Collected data
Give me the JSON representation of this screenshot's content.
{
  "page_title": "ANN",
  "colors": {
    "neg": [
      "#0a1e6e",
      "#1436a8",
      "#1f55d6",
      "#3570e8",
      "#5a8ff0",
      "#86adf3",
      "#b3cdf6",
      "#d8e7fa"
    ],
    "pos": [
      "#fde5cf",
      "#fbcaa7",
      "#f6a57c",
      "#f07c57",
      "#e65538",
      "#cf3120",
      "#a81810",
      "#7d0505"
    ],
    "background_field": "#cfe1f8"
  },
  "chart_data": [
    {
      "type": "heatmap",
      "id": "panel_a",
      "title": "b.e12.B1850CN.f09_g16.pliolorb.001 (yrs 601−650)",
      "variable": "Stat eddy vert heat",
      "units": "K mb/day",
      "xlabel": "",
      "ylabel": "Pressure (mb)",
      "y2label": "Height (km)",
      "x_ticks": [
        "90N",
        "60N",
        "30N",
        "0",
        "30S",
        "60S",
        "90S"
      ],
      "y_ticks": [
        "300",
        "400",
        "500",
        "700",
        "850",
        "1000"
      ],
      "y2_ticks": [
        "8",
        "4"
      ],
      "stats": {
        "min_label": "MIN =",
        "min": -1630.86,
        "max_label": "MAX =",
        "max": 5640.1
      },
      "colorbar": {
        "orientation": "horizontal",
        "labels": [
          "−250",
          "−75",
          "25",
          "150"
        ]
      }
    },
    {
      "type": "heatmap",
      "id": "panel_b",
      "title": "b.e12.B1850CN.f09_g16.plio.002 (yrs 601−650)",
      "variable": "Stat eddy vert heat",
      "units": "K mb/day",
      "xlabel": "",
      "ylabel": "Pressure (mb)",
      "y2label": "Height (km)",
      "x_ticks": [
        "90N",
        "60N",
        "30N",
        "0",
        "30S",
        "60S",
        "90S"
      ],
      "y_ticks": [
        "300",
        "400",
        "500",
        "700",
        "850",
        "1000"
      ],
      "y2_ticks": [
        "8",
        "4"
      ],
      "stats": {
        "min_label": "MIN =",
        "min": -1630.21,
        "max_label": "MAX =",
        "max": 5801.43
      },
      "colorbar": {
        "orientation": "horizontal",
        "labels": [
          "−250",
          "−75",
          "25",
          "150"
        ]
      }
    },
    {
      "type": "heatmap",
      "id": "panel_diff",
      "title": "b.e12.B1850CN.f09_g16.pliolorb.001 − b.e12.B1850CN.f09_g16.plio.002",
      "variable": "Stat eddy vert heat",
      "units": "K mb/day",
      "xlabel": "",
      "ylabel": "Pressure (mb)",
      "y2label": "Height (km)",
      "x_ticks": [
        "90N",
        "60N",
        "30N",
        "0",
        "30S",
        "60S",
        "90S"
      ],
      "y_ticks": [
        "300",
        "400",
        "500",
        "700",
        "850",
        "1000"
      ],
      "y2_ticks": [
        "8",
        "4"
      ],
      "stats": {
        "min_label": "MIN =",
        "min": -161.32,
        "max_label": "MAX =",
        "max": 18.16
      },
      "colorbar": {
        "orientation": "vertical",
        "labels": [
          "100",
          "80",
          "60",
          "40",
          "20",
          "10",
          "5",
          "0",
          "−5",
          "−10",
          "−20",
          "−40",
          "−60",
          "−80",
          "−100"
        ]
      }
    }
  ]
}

Goal ->
Each record above should be returned exactly as it appears.

Answer for the task ->
Give me the JSON representation of this screenshot's content.
{
  "page_title": "ANN",
  "colors": {
    "neg": [
      "#0a1e6e",
      "#1436a8",
      "#1f55d6",
      "#3570e8",
      "#5a8ff0",
      "#86adf3",
      "#b3cdf6",
      "#d8e7fa"
    ],
    "pos": [
      "#fde5cf",
      "#fbcaa7",
      "#f6a57c",
      "#f07c57",
      "#e65538",
      "#cf3120",
      "#a81810",
      "#7d0505"
    ],
    "background_field": "#cfe1f8"
  },
  "chart_data": [
    {
      "type": "heatmap",
      "id": "panel_a",
      "title": "b.e12.B1850CN.f09_g16.pliolorb.001 (yrs 601−650)",
      "variable": "Stat eddy vert heat",
      "units": "K mb/day",
      "xlabel": "",
      "ylabel": "Pressure (mb)",
      "y2label": "Height (km)",
      "x_ticks": [
        "90N",
        "60N",
        "30N",
        "0",
        "30S",
        "60S",
        "90S"
      ],
      "y_ticks": [
        "300",
        "400",
        "500",
        "700",
        "850",
        "1000"
      ],
      "y2_ticks": [
        "8",
        "4"
      ],
      "stats": {
        "min_label": "MIN =",
        "min": -1630.86,
        "max_label": "MAX =",
        "max": 5640.1
      },
      "colorbar": {
        "orientation": "horizontal",
        "labels": [
          "−250",
          "−75",
          "25",
          "150"
        ]
      }
    },
    {
      "type": "heatmap",
      "id": "panel_b",
      "title": "b.e12.B1850CN.f09_g16.plio.002 (yrs 601−650)",
      "variable": "Stat eddy vert heat",
      "units": "K mb/day",
      "xlabel": "",
      "ylabel": "Pressure (mb)",
      "y2label": "Height (km)",
      "x_ticks": [
        "90N",
        "60N",
        "30N",
        "0",
        "30S",
        "60S",
        "90S"
      ],
      "y_ticks": [
        "300",
        "400",
        "500",
        "700",
        "850",
        "1000"
      ],
      "y2_ticks": [
        "8",
        "4"
      ],
      "stats": {
        "min_label": "MIN =",
        "min": -1630.21,
        "max_label": "MAX =",
        "max": 5801.43
      },
      "colorbar": {
        "orientation": "horizontal",
        "labels": [
          "−250",
          "−75",
          "25",
          "150"
        ]
      }
    },
    {
      "type": "heatmap",
      "id": "panel_diff",
      "title": "b.e12.B1850CN.f09_g16.pliolorb.001 − b.e12.B1850CN.f09_g16.plio.002",
      "variable": "Stat eddy vert heat",
      "units": "K mb/day",
      "xlabel": "",
      "ylabel": "Pressure (mb)",
      "y2label": "Height (km)",
      "x_ticks": [
        "90N",
        "60N",
        "30N",
        "0",
        "30S",
        "60S",
        "90S"
      ],
      "y_ticks": [
        "300",
        "400",
        "500",
        "700",
        "850",
        "1000"
      ],
      "y2_ticks": [
        "8",
        "4"
      ],
      "stats": {
        "min_label": "MIN =",
        "min": -161.32,
        "max_label": "MAX =",
        "max": 18.16
      },
      "colorbar": {
        "orientation": "vertical",
        "labels": [
          "100",
          "80",
          "60",
          "40",
          "20",
          "10",
          "5",
          "0",
          "−5",
          "−10",
          "−20",
          "−40",
          "−60",
          "−80",
          "−100"
        ]
      }
    }
  ]
}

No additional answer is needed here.